### Provided data

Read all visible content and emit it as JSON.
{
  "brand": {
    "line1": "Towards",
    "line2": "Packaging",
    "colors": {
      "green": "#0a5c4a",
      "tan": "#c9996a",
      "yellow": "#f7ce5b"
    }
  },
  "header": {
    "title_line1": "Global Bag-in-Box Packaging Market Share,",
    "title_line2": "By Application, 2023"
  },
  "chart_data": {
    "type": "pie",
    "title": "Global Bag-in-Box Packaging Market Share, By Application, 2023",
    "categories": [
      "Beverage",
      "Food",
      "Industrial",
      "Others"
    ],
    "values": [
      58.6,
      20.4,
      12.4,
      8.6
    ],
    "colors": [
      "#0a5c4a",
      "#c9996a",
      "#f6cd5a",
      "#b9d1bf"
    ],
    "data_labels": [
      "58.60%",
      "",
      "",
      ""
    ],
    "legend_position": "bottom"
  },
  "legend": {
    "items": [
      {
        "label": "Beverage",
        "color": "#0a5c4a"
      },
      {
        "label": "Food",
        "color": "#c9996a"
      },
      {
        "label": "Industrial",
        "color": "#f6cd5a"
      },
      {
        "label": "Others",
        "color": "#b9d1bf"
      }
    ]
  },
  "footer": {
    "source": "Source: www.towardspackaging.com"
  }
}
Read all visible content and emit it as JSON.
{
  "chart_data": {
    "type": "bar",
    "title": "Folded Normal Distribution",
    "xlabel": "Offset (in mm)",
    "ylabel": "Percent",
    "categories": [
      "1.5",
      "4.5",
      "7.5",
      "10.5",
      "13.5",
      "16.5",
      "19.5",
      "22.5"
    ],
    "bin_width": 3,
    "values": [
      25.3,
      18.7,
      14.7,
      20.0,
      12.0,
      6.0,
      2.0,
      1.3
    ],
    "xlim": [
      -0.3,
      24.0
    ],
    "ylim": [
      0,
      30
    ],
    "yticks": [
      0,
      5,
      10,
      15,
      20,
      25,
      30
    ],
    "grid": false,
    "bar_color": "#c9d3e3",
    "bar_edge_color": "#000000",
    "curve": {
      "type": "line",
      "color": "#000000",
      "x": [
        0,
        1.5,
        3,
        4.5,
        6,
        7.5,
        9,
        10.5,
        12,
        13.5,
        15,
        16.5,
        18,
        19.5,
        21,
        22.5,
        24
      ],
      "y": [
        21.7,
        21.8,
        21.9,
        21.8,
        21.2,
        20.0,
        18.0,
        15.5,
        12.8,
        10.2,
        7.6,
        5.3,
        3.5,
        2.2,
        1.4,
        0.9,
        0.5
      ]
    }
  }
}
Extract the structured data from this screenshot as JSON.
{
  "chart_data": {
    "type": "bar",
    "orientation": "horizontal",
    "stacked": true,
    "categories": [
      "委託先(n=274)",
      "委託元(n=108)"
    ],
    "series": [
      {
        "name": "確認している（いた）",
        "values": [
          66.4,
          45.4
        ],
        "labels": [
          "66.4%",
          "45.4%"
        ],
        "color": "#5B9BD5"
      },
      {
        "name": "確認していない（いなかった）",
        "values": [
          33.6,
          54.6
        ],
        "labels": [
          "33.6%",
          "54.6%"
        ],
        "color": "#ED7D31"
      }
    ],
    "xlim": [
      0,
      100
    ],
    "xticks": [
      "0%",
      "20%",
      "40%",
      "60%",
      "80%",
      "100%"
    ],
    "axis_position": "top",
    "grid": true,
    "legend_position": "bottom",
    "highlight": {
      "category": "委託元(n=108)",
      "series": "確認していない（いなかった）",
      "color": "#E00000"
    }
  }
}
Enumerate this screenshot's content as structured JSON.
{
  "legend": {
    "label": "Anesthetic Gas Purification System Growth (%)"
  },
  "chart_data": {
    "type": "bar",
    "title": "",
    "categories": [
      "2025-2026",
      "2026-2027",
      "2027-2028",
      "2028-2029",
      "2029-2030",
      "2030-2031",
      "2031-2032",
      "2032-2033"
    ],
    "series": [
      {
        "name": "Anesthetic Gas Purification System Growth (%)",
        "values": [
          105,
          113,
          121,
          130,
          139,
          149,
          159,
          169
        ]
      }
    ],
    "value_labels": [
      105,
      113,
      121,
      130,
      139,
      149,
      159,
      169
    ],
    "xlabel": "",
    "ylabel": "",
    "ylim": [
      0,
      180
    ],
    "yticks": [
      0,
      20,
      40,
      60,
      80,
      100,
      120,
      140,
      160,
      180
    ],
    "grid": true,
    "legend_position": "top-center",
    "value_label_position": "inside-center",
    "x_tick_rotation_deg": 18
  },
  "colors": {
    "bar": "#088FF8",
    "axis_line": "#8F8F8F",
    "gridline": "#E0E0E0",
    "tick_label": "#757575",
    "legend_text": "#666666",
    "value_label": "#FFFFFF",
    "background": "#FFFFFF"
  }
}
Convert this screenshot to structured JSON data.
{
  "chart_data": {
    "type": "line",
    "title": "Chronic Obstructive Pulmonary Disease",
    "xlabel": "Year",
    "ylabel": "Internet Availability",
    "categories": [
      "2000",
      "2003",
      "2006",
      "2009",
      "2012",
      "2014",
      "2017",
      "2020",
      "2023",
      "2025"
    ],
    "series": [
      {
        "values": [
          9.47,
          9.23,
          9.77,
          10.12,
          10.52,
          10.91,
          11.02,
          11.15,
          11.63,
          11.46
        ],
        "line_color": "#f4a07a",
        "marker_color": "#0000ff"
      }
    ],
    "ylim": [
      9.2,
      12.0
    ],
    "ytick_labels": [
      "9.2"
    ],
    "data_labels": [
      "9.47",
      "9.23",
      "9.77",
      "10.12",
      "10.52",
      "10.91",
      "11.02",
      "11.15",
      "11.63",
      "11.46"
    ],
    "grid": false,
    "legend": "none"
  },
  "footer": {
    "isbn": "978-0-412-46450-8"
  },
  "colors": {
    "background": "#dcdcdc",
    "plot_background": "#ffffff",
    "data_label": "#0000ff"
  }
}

### Aim of the task
All of the data needs to be reproduced exactly, with no line missing.

### Answer to the task
Read all visible content and emit it as JSON.
{
  "brand": {
    "line1": "Towards",
    "line2": "Packaging",
    "colors": {
      "green": "#0a5c4a",
      "tan": "#c9996a",
      "yellow": "#f7ce5b"
    }
  },
  "header": {
    "title_line1": "Global Bag-in-Box Packaging Market Share,",
    "title_line2": "By Application, 2023"
  },
  "chart_data": {
    "type": "pie",
    "title": "Global Bag-in-Box Packaging Market Share, By Application, 2023",
    "categories": [
      "Beverage",
      "Food",
      "Industrial",
      "Others"
    ],
    "values": [
      58.6,
      20.4,
      12.4,
      8.6
    ],
    "colors": [
      "#0a5c4a",
      "#c9996a",
      "#f6cd5a",
      "#b9d1bf"
    ],
    "data_labels": [
      "58.60%",
      "",
      "",
      ""
    ],
    "legend_position": "bottom"
  },
  "legend": {
    "items": [
      {
        "label": "Beverage",
        "color": "#0a5c4a"
      },
      {
        "label": "Food",
        "color": "#c9996a"
      },
      {
        "label": "Industrial",
        "color": "#f6cd5a"
      },
      {
        "label": "Others",
        "color": "#b9d1bf"
      }
    ]
  },
  "footer": {
    "source": "Source: www.towardspackaging.com"
  }
}
Read all visible content and emit it as JSON.
{
  "chart_data": {
    "type": "bar",
    "title": "Folded Normal Distribution",
    "xlabel": "Offset (in mm)",
    "ylabel": "Percent",
    "categories": [
      "1.5",
      "4.5",
      "7.5",
      "10.5",
      "13.5",
      "16.5",
      "19.5",
      "22.5"
    ],
    "bin_width": 3,
    "values": [
      25.3,
      18.7,
      14.7,
      20.0,
      12.0,
      6.0,
      2.0,
      1.3
    ],
    "xlim": [
      -0.3,
      24.0
    ],
    "ylim": [
      0,
      30
    ],
    "yticks": [
      0,
      5,
      10,
      15,
      20,
      25,
      30
    ],
    "grid": false,
    "bar_color": "#c9d3e3",
    "bar_edge_color": "#000000",
    "curve": {
      "type": "line",
      "color": "#000000",
      "x": [
        0,
        1.5,
        3,
        4.5,
        6,
        7.5,
        9,
        10.5,
        12,
        13.5,
        15,
        16.5,
        18,
        19.5,
        21,
        22.5,
        24
      ],
      "y": [
        21.7,
        21.8,
        21.9,
        21.8,
        21.2,
        20.0,
        18.0,
        15.5,
        12.8,
        10.2,
        7.6,
        5.3,
        3.5,
        2.2,
        1.4,
        0.9,
        0.5
      ]
    }
  }
}
Extract the structured data from this screenshot as JSON.
{
  "chart_data": {
    "type": "bar",
    "orientation": "horizontal",
    "stacked": true,
    "categories": [
      "委託先(n=274)",
      "委託元(n=108)"
    ],
    "series": [
      {
        "name": "確認している（いた）",
        "values": [
          66.4,
          45.4
        ],
        "labels": [
          "66.4%",
          "45.4%"
        ],
        "color": "#5B9BD5"
      },
      {
        "name": "確認していない（いなかった）",
        "values": [
          33.6,
          54.6
        ],
        "labels": [
          "33.6%",
          "54.6%"
        ],
        "color": "#ED7D31"
      }
    ],
    "xlim": [
      0,
      100
    ],
    "xticks": [
      "0%",
      "20%",
      "40%",
      "60%",
      "80%",
      "100%"
    ],
    "axis_position": "top",
    "grid": true,
    "legend_position": "bottom",
    "highlight": {
      "category": "委託元(n=108)",
      "series": "確認していない（いなかった）",
      "color": "#E00000"
    }
  }
}
Enumerate this screenshot's content as structured JSON.
{
  "legend": {
    "label": "Anesthetic Gas Purification System Growth (%)"
  },
  "chart_data": {
    "type": "bar",
    "title": "",
    "categories": [
      "2025-2026",
      "2026-2027",
      "2027-2028",
      "2028-2029",
      "2029-2030",
      "2030-2031",
      "2031-2032",
      "2032-2033"
    ],
    "series": [
      {
        "name": "Anesthetic Gas Purification System Growth (%)",
        "values": [
          105,
          113,
          121,
          130,
          139,
          149,
          159,
          169
        ]
      }
    ],
    "value_labels": [
      105,
      113,
      121,
      130,
      139,
      149,
      159,
      169
    ],
    "xlabel": "",
    "ylabel": "",
    "ylim": [
      0,
      180
    ],
    "yticks": [
      0,
      20,
      40,
      60,
      80,
      100,
      120,
      140,
      160,
      180
    ],
    "grid": true,
    "legend_position": "top-center",
    "value_label_position": "inside-center",
    "x_tick_rotation_deg": 18
  },
  "colors": {
    "bar": "#088FF8",
    "axis_line": "#8F8F8F",
    "gridline": "#E0E0E0",
    "tick_label": "#757575",
    "legend_text": "#666666",
    "value_label": "#FFFFFF",
    "background": "#FFFFFF"
  }
}
Convert this screenshot to structured JSON data.
{
  "chart_data": {
    "type": "line",
    "title": "Chronic Obstructive Pulmonary Disease",
    "xlabel": "Year",
    "ylabel": "Internet Availability",
    "categories": [
      "2000",
      "2003",
      "2006",
      "2009",
      "2012",
      "2014",
      "2017",
      "2020",
      "2023",
      "2025"
    ],
    "series": [
      {
        "values": [
          9.47,
          9.23,
          9.77,
          10.12,
          10.52,
          10.91,
          11.02,
          11.15,
          11.63,
          11.46
        ],
        "line_color": "#f4a07a",
        "marker_color": "#0000ff"
      }
    ],
    "ylim": [
      9.2,
      12.0
    ],
    "ytick_labels": [
      "9.2"
    ],
    "data_labels": [
      "9.47",
      "9.23",
      "9.77",
      "10.12",
      "10.52",
      "10.91",
      "11.02",
      "11.15",
      "11.63",
      "11.46"
    ],
    "grid": false,
    "legend": "none"
  },
  "footer": {
    "isbn": "978-0-412-46450-8"
  },
  "colors": {
    "background": "#dcdcdc",
    "plot_background": "#ffffff",
    "data_label": "#0000ff"
  }
}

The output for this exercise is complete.